EXERCISE DATA —
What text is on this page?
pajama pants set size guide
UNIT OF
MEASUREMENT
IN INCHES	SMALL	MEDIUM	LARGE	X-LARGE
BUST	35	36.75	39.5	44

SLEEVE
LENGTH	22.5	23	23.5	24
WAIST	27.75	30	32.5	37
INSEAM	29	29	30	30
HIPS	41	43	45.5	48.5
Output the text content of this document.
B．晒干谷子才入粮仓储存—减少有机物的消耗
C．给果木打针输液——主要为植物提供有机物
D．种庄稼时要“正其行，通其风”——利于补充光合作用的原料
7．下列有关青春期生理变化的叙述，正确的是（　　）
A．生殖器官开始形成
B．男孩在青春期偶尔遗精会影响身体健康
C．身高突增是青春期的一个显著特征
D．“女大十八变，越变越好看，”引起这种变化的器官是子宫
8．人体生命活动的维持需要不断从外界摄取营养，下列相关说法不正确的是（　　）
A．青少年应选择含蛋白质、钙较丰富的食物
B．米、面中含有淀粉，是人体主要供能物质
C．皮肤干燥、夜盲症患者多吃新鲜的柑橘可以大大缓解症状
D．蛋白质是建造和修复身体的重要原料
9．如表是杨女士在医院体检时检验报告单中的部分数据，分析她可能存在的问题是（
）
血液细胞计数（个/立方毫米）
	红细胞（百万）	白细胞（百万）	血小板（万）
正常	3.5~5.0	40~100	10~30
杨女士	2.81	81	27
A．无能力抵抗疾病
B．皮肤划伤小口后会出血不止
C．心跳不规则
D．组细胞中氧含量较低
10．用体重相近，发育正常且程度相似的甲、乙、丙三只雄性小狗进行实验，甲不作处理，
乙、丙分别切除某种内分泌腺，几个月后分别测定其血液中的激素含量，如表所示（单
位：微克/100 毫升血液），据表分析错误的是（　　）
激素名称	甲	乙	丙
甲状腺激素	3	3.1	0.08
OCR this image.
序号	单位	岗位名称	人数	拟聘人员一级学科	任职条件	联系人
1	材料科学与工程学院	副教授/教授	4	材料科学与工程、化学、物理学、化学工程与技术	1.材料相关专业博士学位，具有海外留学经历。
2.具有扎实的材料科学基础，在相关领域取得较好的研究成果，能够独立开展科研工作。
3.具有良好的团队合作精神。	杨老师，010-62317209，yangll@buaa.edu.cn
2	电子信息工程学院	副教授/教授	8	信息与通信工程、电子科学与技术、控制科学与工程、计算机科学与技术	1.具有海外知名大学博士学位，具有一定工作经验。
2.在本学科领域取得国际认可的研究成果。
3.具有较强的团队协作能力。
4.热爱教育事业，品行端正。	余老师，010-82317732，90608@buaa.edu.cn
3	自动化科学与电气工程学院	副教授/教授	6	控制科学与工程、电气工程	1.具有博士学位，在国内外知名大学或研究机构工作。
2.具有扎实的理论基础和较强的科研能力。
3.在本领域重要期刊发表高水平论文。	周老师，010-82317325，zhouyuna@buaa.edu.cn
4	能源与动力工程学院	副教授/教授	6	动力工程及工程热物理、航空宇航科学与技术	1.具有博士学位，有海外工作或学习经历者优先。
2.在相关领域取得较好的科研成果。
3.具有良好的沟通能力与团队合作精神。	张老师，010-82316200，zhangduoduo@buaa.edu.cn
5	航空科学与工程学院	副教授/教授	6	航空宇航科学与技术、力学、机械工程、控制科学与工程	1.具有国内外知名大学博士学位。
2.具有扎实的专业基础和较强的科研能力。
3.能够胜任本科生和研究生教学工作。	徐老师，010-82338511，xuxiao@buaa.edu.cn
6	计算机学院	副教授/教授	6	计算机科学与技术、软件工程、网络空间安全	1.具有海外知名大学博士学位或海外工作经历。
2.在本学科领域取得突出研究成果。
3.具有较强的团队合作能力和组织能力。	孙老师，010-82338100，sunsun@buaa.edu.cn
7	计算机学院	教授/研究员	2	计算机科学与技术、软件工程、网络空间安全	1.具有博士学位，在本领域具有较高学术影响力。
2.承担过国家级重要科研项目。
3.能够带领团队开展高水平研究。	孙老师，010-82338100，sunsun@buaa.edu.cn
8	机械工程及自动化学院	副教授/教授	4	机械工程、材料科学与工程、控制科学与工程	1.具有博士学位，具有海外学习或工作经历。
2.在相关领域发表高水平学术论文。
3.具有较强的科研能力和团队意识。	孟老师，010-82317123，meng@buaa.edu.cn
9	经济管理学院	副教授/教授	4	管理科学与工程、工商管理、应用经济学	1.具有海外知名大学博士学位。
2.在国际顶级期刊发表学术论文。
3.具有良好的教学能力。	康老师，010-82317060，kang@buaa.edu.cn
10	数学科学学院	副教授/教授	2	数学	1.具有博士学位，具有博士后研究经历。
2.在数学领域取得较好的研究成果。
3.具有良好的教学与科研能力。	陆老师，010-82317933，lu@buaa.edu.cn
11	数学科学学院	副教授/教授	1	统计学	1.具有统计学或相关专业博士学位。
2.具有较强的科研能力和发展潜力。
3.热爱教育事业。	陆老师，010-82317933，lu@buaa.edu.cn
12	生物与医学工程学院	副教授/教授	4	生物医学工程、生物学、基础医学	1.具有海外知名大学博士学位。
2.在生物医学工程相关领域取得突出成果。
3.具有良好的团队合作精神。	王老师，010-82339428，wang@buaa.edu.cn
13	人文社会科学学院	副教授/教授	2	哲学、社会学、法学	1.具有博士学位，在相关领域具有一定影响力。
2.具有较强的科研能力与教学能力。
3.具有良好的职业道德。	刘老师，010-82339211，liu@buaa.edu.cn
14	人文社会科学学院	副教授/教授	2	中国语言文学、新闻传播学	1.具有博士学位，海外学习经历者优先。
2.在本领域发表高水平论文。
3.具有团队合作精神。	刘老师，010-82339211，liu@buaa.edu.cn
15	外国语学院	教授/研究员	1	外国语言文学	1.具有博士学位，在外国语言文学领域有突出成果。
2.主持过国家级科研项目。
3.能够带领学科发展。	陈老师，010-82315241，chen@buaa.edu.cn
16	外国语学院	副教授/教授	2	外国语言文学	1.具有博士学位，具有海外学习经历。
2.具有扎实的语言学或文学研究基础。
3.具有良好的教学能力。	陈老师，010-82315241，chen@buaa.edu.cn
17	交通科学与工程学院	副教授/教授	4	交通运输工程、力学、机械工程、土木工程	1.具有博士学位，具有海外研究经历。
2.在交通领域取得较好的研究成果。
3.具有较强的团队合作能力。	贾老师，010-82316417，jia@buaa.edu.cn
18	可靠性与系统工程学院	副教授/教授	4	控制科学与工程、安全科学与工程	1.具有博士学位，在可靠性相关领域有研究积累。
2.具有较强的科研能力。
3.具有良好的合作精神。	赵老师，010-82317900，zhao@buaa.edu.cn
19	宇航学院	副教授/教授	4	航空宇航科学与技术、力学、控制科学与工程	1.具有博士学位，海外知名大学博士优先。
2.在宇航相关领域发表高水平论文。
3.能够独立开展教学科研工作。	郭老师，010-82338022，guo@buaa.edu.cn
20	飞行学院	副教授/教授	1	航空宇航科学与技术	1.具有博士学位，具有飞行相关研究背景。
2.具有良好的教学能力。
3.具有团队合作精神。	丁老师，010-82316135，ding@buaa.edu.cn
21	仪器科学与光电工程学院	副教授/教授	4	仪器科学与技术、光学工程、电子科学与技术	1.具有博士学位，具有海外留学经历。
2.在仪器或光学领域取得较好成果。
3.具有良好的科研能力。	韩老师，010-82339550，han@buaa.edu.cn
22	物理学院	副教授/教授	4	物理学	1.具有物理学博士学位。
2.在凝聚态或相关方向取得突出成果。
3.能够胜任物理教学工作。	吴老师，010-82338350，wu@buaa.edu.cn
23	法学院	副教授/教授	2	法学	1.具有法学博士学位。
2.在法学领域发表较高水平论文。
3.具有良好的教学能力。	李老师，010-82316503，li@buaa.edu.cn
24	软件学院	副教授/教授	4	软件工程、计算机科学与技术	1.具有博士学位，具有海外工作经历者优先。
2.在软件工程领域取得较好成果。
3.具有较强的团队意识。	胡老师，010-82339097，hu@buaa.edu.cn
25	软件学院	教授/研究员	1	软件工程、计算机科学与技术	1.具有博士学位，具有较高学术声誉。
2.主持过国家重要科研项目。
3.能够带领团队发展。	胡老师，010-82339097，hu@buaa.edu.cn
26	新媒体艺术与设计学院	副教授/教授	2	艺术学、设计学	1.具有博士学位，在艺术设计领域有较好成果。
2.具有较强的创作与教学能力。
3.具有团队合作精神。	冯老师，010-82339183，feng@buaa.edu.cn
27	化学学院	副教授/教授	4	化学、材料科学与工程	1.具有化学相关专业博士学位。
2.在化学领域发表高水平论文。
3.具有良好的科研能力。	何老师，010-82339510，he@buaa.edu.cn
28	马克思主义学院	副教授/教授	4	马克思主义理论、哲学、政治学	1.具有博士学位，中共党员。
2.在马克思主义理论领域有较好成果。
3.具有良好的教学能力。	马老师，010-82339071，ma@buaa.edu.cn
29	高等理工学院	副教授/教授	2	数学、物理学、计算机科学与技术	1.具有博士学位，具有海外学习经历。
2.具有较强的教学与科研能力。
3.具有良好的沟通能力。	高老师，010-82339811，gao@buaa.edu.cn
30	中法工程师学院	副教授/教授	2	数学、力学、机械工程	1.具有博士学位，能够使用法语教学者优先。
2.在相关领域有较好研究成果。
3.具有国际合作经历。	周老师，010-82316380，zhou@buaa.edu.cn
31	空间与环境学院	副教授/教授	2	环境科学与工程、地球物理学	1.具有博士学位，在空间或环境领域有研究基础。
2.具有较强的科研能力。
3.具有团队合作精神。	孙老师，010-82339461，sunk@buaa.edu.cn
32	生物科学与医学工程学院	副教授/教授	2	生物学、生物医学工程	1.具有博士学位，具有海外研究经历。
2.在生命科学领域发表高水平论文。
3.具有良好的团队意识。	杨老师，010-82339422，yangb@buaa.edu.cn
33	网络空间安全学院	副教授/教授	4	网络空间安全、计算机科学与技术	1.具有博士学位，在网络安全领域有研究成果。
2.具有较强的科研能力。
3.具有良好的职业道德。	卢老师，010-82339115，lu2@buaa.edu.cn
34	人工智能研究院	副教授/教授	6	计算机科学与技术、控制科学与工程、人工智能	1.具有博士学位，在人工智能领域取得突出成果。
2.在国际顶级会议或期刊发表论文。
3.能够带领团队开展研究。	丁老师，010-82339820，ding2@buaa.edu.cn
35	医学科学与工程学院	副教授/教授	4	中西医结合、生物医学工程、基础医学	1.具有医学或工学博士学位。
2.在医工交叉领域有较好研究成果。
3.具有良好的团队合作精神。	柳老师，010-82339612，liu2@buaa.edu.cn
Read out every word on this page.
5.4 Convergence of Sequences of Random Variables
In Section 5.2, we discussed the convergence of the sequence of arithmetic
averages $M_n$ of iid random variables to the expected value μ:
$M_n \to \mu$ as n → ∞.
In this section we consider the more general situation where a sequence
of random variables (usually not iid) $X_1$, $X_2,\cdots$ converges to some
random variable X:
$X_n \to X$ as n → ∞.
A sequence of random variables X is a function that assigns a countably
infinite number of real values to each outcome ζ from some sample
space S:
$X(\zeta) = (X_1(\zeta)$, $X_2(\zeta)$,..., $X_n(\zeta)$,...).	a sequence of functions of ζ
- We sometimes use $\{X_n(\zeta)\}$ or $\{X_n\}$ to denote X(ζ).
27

THE EXERCISE — Copy each line of the listing that contains the string "外国语学院".

ANSWER —
15	外国语学院	教授/研究员	1	外国语言文学	1.具有博士学位，在外国语言文学领域有突出成果。
16	外国语学院	副教授/教授	2	外国语言文学	1.具有博士学位，具有海外学习经历。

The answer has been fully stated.